**TASK TO CARRY OUT:**
Every record that follows should be printed verbatim.
## BEGIN DATASET EXCERPTS
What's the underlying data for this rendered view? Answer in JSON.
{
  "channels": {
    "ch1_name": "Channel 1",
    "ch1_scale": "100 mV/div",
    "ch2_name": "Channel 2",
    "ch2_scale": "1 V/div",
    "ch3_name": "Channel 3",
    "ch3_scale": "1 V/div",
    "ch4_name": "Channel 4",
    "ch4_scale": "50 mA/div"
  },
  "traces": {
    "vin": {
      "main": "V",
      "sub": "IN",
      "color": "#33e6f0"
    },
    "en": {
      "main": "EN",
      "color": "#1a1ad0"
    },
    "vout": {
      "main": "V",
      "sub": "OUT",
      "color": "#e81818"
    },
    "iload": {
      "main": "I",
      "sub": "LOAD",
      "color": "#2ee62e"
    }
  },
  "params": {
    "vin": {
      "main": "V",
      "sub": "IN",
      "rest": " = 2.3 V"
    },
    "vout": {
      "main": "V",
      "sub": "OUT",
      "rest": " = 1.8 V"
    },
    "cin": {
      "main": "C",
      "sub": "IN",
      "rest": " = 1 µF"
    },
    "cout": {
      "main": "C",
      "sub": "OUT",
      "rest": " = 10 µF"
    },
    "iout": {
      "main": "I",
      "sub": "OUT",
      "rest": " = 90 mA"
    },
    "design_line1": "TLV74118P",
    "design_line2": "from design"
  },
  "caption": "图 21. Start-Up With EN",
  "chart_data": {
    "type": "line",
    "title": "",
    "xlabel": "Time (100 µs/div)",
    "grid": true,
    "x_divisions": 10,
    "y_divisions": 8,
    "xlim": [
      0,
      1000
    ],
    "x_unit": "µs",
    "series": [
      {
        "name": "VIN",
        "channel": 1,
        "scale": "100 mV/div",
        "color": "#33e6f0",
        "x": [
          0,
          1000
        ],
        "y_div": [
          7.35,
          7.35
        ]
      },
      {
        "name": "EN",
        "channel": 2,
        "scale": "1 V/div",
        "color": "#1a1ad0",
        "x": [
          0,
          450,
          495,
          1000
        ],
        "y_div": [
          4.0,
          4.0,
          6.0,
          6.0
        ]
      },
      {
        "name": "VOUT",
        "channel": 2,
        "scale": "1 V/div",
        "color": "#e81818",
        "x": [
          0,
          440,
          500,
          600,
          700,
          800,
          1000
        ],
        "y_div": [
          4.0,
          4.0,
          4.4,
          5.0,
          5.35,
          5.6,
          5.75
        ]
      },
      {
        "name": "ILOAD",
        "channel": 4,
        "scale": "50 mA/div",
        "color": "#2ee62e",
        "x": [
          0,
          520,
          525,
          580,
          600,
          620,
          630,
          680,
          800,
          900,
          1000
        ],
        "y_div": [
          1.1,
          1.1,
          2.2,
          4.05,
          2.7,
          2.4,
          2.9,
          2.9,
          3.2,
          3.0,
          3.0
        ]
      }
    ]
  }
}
## END DATASET EXCERPTS
**EXERCISE RESPONSE:**
What's the underlying data for this rendered view? Answer in JSON.
{
  "channels": {
    "ch1_name": "Channel 1",
    "ch1_scale": "100 mV/div",
    "ch2_name": "Channel 2",
    "ch2_scale": "1 V/div",
    "ch3_name": "Channel 3",
    "ch3_scale": "1 V/div",
    "ch4_name": "Channel 4",
    "ch4_scale": "50 mA/div"
  },
  "traces": {
    "vin": {
      "main": "V",
      "sub": "IN",
      "color": "#33e6f0"
    },
    "en": {
      "main": "EN",
      "color": "#1a1ad0"
    },
    "vout": {
      "main": "V",
      "sub": "OUT",
      "color": "#e81818"
    },
    "iload": {
      "main": "I",
      "sub": "LOAD",
      "color": "#2ee62e"
    }
  },
  "params": {
    "vin": {
      "main": "V",
      "sub": "IN",
      "rest": " = 2.3 V"
    },
    "vout": {
      "main": "V",
      "sub": "OUT",
      "rest": " = 1.8 V"
    },
    "cin": {
      "main": "C",
      "sub": "IN",
      "rest": " = 1 µF"
    },
    "cout": {
      "main": "C",
      "sub": "OUT",
      "rest": " = 10 µF"
    },
    "iout": {
      "main": "I",
      "sub": "OUT",
      "rest": " = 90 mA"
    },
    "design_line1": "TLV74118P",
    "design_line2": "from design"
  },
  "caption": "图 21. Start-Up With EN",
  "chart_data": {
    "type": "line",
    "title": "",
    "xlabel": "Time (100 µs/div)",
    "grid": true,
    "x_divisions": 10,
    "y_divisions": 8,
    "xlim": [
      0,
      1000
    ],
    "x_unit": "µs",
    "series": [
      {
        "name": "VIN",
        "channel": 1,
        "scale": "100 mV/div",
        "color": "#33e6f0",
        "x": [
          0,
          1000
        ],
        "y_div": [
          7.35,
          7.35
        ]
      },
      {
        "name": "EN",
        "channel": 2,
        "scale": "1 V/div",
        "color": "#1a1ad0",
        "x": [
          0,
          450,
          495,
          1000
        ],
        "y_div": [
          4.0,
          4.0,
          6.0,
          6.0
        ]
      },
      {
        "name": "VOUT",
        "channel": 2,
        "scale": "1 V/div",
        "color": "#e81818",
        "x": [
          0,
          440,
          500,
          600,
          700,
          800,
          1000
        ],
        "y_div": [
          4.0,
          4.0,
          4.4,
          5.0,
          5.35,
          5.6,
          5.75
        ]
      },
      {
        "name": "ILOAD",
        "channel": 4,
        "scale": "50 mA/div",
        "color": "#2ee62e",
        "x": [
          0,
          520,
          525,
          580,
          600,
          620,
          630,
          680,
          800,
          900,
          1000
        ],
        "y_div": [
          1.1,
          1.1,
          2.2,
          4.05,
          2.7,
          2.4,
          2.9,
          2.9,
          3.2,
          3.0,
          3.0
        ]
      }
    ]
  }
}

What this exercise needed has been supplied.